Records excerpted from a collection:
____
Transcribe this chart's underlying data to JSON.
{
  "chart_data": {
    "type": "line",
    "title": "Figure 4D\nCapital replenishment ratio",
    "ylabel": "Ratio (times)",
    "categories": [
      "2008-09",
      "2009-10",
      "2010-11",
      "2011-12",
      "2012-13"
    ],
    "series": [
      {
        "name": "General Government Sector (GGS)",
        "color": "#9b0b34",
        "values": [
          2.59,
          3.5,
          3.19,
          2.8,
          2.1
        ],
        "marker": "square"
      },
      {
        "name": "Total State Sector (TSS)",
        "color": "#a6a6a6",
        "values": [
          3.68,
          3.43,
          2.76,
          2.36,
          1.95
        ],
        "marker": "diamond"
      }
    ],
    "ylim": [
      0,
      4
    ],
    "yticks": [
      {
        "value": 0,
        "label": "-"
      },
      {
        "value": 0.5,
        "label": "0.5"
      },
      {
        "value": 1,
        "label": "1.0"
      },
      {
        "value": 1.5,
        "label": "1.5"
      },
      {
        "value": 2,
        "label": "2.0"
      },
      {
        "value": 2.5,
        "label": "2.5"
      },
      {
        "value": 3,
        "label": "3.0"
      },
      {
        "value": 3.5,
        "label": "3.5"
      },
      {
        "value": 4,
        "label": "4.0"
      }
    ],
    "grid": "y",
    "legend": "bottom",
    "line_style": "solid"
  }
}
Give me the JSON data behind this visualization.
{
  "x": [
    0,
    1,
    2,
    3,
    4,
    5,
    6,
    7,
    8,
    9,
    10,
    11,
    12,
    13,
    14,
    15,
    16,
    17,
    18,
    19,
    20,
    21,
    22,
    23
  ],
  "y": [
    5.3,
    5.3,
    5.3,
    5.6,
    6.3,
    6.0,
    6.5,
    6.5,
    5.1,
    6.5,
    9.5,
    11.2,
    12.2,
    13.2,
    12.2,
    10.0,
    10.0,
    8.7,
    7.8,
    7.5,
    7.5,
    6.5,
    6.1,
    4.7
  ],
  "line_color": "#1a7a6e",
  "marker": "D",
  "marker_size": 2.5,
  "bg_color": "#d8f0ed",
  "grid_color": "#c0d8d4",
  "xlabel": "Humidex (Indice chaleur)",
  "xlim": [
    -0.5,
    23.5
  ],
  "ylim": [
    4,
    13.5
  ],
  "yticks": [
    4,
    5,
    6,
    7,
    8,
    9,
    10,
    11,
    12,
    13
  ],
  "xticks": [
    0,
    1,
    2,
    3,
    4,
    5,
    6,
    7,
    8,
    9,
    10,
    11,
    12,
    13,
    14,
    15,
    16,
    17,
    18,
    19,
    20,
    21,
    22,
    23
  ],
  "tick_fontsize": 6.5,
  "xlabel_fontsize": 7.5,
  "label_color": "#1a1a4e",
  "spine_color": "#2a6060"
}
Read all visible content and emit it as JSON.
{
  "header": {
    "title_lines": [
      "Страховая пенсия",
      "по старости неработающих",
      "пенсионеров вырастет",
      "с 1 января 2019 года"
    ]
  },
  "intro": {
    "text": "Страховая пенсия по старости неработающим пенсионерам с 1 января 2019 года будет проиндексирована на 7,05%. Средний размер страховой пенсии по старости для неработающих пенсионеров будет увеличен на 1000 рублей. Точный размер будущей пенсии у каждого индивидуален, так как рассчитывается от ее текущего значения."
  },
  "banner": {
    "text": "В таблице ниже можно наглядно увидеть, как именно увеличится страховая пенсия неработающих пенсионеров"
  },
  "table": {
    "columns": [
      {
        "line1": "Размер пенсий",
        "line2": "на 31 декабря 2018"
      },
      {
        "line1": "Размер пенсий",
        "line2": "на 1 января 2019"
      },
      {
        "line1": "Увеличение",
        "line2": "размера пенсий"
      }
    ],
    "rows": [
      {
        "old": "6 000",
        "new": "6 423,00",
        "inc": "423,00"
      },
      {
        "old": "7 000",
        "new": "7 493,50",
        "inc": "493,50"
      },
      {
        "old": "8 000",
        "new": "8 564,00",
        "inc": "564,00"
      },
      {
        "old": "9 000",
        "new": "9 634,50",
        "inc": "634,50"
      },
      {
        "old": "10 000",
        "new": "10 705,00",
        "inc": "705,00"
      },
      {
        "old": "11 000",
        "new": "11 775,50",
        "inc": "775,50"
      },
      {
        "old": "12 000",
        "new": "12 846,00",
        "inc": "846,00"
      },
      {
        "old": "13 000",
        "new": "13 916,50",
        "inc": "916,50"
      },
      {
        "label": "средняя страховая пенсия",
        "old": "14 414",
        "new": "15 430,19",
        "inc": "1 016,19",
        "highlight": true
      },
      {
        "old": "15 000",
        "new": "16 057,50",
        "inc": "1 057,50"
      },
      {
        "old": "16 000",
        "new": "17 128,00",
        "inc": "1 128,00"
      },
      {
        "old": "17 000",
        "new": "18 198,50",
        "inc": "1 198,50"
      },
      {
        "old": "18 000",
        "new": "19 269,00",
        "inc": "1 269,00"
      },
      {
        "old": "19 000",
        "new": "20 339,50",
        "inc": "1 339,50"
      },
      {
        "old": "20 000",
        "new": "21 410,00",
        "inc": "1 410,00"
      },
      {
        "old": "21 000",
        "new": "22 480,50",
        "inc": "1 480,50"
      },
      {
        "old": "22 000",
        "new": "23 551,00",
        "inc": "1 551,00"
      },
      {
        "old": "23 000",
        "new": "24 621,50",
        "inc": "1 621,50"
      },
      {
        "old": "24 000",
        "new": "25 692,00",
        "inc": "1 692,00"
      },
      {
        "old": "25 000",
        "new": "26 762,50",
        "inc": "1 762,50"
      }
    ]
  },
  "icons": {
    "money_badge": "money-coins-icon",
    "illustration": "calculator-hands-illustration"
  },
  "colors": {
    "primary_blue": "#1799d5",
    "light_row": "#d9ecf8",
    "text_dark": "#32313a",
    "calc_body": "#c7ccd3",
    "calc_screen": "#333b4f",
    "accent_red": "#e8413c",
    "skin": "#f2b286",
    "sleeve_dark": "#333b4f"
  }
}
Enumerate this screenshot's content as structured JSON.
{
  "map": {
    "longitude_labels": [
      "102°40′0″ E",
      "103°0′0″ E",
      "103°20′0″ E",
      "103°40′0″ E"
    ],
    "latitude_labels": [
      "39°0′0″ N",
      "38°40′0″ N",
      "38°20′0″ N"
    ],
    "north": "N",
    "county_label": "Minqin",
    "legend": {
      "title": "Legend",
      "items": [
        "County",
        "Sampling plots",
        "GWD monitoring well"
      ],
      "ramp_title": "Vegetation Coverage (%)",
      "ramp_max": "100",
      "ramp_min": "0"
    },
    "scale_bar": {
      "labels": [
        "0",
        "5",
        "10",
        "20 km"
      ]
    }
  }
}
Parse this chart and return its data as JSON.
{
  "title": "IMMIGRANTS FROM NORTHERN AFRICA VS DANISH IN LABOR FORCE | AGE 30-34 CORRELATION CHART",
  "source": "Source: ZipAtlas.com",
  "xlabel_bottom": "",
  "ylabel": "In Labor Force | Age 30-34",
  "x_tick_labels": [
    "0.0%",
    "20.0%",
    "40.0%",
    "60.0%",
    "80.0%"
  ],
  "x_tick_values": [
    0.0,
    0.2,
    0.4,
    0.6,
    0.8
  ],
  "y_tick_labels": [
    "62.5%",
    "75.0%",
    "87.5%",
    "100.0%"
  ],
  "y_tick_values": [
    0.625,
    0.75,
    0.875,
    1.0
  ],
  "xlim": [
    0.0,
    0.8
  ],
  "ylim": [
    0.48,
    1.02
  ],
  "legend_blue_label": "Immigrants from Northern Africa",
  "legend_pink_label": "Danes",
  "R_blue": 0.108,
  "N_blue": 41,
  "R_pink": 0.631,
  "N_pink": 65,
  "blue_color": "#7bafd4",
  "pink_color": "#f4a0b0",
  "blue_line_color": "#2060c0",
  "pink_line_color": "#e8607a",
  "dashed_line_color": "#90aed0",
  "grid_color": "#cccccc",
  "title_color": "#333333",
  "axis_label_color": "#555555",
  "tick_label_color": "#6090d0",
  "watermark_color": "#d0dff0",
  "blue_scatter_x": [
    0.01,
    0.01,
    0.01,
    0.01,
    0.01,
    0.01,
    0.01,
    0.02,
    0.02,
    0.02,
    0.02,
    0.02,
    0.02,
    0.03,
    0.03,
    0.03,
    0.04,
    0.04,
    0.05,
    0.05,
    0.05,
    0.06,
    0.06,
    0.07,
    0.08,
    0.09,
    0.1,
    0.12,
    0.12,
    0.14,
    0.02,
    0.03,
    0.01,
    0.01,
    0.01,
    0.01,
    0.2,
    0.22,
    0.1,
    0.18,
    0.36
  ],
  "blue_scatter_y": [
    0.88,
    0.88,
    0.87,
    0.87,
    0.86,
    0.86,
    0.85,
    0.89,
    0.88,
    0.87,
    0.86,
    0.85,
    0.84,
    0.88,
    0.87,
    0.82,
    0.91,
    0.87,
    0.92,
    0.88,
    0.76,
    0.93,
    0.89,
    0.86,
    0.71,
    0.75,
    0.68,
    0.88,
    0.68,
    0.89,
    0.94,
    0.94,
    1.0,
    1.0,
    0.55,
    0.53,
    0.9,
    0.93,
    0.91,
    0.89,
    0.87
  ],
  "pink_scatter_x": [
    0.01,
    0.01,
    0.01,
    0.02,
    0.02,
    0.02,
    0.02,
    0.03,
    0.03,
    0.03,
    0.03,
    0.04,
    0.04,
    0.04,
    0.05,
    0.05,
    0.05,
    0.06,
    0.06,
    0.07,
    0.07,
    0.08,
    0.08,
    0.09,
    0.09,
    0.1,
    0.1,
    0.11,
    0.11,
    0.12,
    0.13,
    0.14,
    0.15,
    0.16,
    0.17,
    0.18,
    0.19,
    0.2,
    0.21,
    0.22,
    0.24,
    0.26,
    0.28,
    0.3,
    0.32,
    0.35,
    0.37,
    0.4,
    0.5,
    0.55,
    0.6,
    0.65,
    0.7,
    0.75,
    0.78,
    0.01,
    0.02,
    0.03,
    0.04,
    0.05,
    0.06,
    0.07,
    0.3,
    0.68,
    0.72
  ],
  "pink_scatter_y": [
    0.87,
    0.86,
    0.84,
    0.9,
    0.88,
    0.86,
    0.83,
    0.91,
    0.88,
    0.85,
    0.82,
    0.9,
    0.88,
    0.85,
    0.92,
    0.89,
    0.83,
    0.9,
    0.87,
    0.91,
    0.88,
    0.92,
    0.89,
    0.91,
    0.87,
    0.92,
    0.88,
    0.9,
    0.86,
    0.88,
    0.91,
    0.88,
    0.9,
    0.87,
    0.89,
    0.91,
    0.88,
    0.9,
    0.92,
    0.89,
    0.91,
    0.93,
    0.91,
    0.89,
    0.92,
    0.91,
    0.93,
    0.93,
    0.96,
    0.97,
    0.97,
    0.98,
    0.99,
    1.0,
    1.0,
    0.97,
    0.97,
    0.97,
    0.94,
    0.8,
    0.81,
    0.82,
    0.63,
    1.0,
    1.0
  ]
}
____
Copy every line of the listing where the word "неработающих" appears.

      "по старости неработающих",
    "text": "Страховая пенсия по старости неработающим пенсионерам с 1 января 2019 года будет проиндексирована на 7,05%. Средний размер страховой пенсии по старости для неработающих пенсионеров будет увеличен на 1000 рублей. Точный размер будущей пенсии у каждого индивидуален, так как рассчитывается от ее текущего значения."
    "text": "В таблице ниже можно наглядно увидеть, как именно увеличится страховая пенсия неработающих пенсионеров"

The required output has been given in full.